◆ DATA FOR THIS EXERCISE:

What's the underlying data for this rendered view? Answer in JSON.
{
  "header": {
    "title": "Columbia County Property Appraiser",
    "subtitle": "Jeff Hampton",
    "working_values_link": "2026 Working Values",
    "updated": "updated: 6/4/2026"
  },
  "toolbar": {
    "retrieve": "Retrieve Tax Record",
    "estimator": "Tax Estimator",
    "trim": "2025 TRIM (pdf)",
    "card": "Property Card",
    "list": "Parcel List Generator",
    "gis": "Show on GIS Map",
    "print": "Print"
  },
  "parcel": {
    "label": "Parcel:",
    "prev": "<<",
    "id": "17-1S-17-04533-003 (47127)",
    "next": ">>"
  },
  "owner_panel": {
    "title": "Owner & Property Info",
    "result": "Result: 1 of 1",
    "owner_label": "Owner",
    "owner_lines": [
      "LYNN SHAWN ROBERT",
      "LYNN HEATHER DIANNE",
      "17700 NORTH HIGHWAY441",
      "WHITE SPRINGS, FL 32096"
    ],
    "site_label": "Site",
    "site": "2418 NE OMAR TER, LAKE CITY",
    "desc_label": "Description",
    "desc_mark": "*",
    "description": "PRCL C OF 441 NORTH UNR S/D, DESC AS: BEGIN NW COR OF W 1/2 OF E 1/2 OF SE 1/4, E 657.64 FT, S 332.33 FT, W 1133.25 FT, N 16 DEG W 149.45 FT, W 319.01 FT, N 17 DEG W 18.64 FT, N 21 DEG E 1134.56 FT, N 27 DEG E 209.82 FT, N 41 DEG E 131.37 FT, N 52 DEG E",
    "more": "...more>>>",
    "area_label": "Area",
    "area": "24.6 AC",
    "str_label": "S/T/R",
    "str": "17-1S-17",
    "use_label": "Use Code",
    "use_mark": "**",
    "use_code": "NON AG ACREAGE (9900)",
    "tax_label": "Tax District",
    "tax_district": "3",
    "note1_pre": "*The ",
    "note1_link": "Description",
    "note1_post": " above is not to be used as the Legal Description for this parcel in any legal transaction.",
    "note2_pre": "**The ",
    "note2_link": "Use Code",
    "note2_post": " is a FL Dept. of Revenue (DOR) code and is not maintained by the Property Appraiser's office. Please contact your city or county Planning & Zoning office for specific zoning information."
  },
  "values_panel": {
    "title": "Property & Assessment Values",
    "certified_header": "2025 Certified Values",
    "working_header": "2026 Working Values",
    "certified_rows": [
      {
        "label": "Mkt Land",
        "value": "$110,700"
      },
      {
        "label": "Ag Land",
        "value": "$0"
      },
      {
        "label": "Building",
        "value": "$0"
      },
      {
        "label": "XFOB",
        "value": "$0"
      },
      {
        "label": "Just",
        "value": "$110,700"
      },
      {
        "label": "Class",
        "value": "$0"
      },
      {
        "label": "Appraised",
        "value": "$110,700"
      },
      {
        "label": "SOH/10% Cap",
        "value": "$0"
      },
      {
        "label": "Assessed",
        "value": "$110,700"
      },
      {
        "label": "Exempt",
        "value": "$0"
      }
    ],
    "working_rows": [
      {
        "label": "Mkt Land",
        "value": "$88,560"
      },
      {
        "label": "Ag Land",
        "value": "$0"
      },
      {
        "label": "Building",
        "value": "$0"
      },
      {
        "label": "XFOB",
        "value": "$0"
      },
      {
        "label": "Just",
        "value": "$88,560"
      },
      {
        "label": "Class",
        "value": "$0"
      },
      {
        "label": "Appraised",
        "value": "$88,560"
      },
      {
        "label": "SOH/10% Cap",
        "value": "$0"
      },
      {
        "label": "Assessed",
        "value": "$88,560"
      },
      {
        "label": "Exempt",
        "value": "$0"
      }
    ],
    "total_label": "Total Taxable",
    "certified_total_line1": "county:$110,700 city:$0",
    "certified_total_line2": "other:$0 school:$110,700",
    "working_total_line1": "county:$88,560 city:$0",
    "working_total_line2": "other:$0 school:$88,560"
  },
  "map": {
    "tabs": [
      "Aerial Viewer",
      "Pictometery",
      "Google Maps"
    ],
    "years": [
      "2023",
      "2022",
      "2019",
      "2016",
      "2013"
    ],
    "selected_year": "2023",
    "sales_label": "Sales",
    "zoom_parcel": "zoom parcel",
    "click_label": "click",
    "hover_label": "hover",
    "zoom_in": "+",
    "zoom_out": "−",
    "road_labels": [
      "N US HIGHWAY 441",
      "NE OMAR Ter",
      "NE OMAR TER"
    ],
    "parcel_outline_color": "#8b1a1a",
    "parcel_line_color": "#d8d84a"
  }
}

◆ AIM:
Retype every record above exactly as written.

◆ WRITTEN REPLY:
What's the underlying data for this rendered view? Answer in JSON.
{
  "header": {
    "title": "Columbia County Property Appraiser",
    "subtitle": "Jeff Hampton",
    "working_values_link": "2026 Working Values",
    "updated": "updated: 6/4/2026"
  },
  "toolbar": {
    "retrieve": "Retrieve Tax Record",
    "estimator": "Tax Estimator",
    "trim": "2025 TRIM (pdf)",
    "card": "Property Card",
    "list": "Parcel List Generator",
    "gis": "Show on GIS Map",
    "print": "Print"
  },
  "parcel": {
    "label": "Parcel:",
    "prev": "<<",
    "id": "17-1S-17-04533-003 (47127)",
    "next": ">>"
  },
  "owner_panel": {
    "title": "Owner & Property Info",
    "result": "Result: 1 of 1",
    "owner_label": "Owner",
    "owner_lines": [
      "LYNN SHAWN ROBERT",
      "LYNN HEATHER DIANNE",
      "17700 NORTH HIGHWAY441",
      "WHITE SPRINGS, FL 32096"
    ],
    "site_label": "Site",
    "site": "2418 NE OMAR TER, LAKE CITY",
    "desc_label": "Description",
    "desc_mark": "*",
    "description": "PRCL C OF 441 NORTH UNR S/D, DESC AS: BEGIN NW COR OF W 1/2 OF E 1/2 OF SE 1/4, E 657.64 FT, S 332.33 FT, W 1133.25 FT, N 16 DEG W 149.45 FT, W 319.01 FT, N 17 DEG W 18.64 FT, N 21 DEG E 1134.56 FT, N 27 DEG E 209.82 FT, N 41 DEG E 131.37 FT, N 52 DEG E",
    "more": "...more>>>",
    "area_label": "Area",
    "area": "24.6 AC",
    "str_label": "S/T/R",
    "str": "17-1S-17",
    "use_label": "Use Code",
    "use_mark": "**",
    "use_code": "NON AG ACREAGE (9900)",
    "tax_label": "Tax District",
    "tax_district": "3",
    "note1_pre": "*The ",
    "note1_link": "Description",
    "note1_post": " above is not to be used as the Legal Description for this parcel in any legal transaction.",
    "note2_pre": "**The ",
    "note2_link": "Use Code",
    "note2_post": " is a FL Dept. of Revenue (DOR) code and is not maintained by the Property Appraiser's office. Please contact your city or county Planning & Zoning office for specific zoning information."
  },
  "values_panel": {
    "title": "Property & Assessment Values",
    "certified_header": "2025 Certified Values",
    "working_header": "2026 Working Values",
    "certified_rows": [
      {
        "label": "Mkt Land",
        "value": "$110,700"
      },
      {
        "label": "Ag Land",
        "value": "$0"
      },
      {
        "label": "Building",
        "value": "$0"
      },
      {
        "label": "XFOB",
        "value": "$0"
      },
      {
        "label": "Just",
        "value": "$110,700"
      },
      {
        "label": "Class",
        "value": "$0"
      },
      {
        "label": "Appraised",
        "value": "$110,700"
      },
      {
        "label": "SOH/10% Cap",
        "value": "$0"
      },
      {
        "label": "Assessed",
        "value": "$110,700"
      },
      {
        "label": "Exempt",
        "value": "$0"
      }
    ],
    "working_rows": [
      {
        "label": "Mkt Land",
        "value": "$88,560"
      },
      {
        "label": "Ag Land",
        "value": "$0"
      },
      {
        "label": "Building",
        "value": "$0"
      },
      {
        "label": "XFOB",
        "value": "$0"
      },
      {
        "label": "Just",
        "value": "$88,560"
      },
      {
        "label": "Class",
        "value": "$0"
      },
      {
        "label": "Appraised",
        "value": "$88,560"
      },
      {
        "label": "SOH/10% Cap",
        "value": "$0"
      },
      {
        "label": "Assessed",
        "value": "$88,560"
      },
      {
        "label": "Exempt",
        "value": "$0"
      }
    ],
    "total_label": "Total Taxable",
    "certified_total_line1": "county:$110,700 city:$0",
    "certified_total_line2": "other:$0 school:$110,700",
    "working_total_line1": "county:$88,560 city:$0",
    "working_total_line2": "other:$0 school:$88,560"
  },
  "map": {
    "tabs": [
      "Aerial Viewer",
      "Pictometery",
      "Google Maps"
    ],
    "years": [
      "2023",
      "2022",
      "2019",
      "2016",
      "2013"
    ],
    "selected_year": "2023",
    "sales_label": "Sales",
    "zoom_parcel": "zoom parcel",
    "click_label": "click",
    "hover_label": "hover",
    "zoom_in": "+",
    "zoom_out": "−",
    "road_labels": [
      "N US HIGHWAY 441",
      "NE OMAR Ter",
      "NE OMAR TER"
    ],
    "parcel_outline_color": "#8b1a1a",
    "parcel_line_color": "#d8d84a"
  }
}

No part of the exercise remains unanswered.